EXCERPT TO READ:
★ ★ ★ ★ ★ ★ ★
My dear ones, Julia is trying so hard to do her best! She works hard at her therapies, but has a bit of a hampering as she is having so much trouble with her desating. She is being quite a mystery to the docs. She goes from 100% Oxygen to turning blue and passing out in less than 30secs. It is happening much too often and is extremely scary and oh so exhausting for my little one. I think we need to work on them finding out and fixing what is going on with my girl!
The doc told them that he thinks that maybe she is seeing some things and sometimes she doesn't. It may be that she can decipher that which is the most familiar. So Carrie and Amanda are packing up her most favorite things to bring to show her and see what happens. They are planning to go on Friday night. We are hoping Julia will be off restriction and Amanda can see her.
Amanda is having a much harder time now than before. I think that she is really fried at all that has been happening. Hopefully it will bet better soon. I know my angel will get there!
Overall my girl is definitely progressing, just these pesky roadblocks that need to be circumvented! I am anxious to hear how the speech therapy is going as that will be very interesting. They are going to be having a family meeting on Wednesday and that will give them hopefully some answers and such. I wish I could go, but the doc said that I need to stay away until my bronchitis is totally gone! My flu is on the wane and I just need to get the chest to be better. Makes me feel like a welsher when my little one is going through so much harder stuff!!!
So our job is to figure out what is going on with her desating and how to remedy it. I am sure that we can do it. You are the best! Thanks for taking on this new assignment. I can't wait to report our conquest of it!
★ ★ ★ ★ ★ ★ ★
DATA UNDER STUDY:
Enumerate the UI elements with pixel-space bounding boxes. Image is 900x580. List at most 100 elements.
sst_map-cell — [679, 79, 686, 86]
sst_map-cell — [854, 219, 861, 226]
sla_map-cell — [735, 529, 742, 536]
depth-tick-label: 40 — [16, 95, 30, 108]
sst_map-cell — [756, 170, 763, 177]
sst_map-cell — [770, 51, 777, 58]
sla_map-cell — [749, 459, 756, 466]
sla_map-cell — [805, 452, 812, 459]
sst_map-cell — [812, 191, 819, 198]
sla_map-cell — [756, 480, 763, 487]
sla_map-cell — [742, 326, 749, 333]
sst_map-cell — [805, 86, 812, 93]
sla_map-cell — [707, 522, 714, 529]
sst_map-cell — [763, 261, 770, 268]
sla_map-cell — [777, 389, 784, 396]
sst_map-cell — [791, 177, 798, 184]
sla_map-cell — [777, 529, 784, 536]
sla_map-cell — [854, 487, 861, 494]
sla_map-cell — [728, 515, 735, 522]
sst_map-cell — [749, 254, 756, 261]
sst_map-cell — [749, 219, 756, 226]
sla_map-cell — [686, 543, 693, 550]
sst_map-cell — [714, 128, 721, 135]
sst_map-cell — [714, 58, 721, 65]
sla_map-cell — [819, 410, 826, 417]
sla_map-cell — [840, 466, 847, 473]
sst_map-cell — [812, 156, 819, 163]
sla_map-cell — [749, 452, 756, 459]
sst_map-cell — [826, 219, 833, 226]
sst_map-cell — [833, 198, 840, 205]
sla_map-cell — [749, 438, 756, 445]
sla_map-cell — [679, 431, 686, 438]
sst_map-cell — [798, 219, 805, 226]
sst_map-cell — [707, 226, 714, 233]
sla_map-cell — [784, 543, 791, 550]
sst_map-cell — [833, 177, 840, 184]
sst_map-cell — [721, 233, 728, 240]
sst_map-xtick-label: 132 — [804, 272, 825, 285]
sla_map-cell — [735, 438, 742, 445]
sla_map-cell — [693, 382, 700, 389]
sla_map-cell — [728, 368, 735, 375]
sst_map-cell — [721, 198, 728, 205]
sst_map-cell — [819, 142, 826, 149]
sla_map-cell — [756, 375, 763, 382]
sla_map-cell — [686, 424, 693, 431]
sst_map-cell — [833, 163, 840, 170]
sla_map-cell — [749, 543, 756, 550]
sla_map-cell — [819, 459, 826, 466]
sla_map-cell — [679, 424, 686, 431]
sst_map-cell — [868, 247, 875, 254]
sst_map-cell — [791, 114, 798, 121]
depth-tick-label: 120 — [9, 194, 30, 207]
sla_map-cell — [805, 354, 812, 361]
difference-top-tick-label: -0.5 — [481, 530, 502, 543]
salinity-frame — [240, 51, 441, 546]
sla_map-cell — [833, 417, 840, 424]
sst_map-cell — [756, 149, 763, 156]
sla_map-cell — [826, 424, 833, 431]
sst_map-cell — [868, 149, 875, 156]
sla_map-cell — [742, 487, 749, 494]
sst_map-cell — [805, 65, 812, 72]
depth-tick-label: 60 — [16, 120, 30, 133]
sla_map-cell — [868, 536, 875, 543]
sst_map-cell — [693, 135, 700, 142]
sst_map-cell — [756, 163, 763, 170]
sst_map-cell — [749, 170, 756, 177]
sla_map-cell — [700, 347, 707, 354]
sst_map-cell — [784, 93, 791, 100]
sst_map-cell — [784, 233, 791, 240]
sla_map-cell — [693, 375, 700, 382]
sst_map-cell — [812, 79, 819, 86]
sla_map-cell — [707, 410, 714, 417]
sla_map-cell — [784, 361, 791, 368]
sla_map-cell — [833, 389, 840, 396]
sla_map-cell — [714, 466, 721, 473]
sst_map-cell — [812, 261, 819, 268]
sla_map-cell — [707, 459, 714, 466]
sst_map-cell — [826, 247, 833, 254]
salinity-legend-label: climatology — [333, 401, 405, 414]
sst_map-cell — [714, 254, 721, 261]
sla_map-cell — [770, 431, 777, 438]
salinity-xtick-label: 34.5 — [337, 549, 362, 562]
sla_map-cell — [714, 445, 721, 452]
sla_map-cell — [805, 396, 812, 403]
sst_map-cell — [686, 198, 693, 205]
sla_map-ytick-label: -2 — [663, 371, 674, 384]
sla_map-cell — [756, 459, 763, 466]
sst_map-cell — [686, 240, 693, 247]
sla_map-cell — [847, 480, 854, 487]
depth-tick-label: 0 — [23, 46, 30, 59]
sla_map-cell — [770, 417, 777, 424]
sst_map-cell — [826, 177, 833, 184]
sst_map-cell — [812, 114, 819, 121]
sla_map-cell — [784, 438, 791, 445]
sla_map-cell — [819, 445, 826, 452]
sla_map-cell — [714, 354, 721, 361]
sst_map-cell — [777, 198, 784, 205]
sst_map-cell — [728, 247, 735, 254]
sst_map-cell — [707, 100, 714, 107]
★ ★ ★ ★ ★ ★ ★
WHAT NEEDS TO BE DONE:
Please extend the update about Julia's health, picking up after its final sentence. The items come from a separate source.

EXERCISE RESULT:
Love you all
Grammie Jen

Wednesday, January 9, 2013

Making Friends

Miss Julia started therapy today and she is one tired girl! She is working hard both in therapy and on making steps towards weaning from the ventilator. Currently they are working on reducing the level of oxygen she is receiving. She, Carrie and Glen love the therapists and the doctors they are working with--and of course the staff love Julia as well. Keep up the great work, Julia, we're all pulling for you!

Tuesday, January 8, 2013

Back in Rehab

After a couple of nights in the very busy PICU at CHO, Julia is now back on the rehab floor.They have been working to make sure she is keeping her oxygen levels nice and high. They had lowered the settings on her ventilator, but she was having frequent drops in her oxygen levels, and staying well oxygenated is important for healing from brain trauma. Her settings have been increased again, and she is doing better. Carrie had a great meeting with one of the head Rehab doctors, who gave a good explanation of the plan for managing the ventilator. She will need to be weaned from some of the vent settings before she can leave the room, but in the meantime, the Physical, Speech and Occupational Therapists will come to her, and Julia is very pleased to show them her new ability to stick her tongue out on command--no small accomplishment!

Julia has been understandably a bit agitated the last couple of days, but since it is so much more peaceful in her new room, hopefully she and Carrie can get some better rest. Carrie is sleeping with Julia tonight, and tomorrow she and Glen will both be there for a few hours before Carrie heads up to Santa Rosa to spend the rest of the week with Amanda. Grandpa Don and Nona will be coming to visit this weekend. Grammie is missing her girls, but is laid up with a nasty virus-please send your healing thoughts her way, too!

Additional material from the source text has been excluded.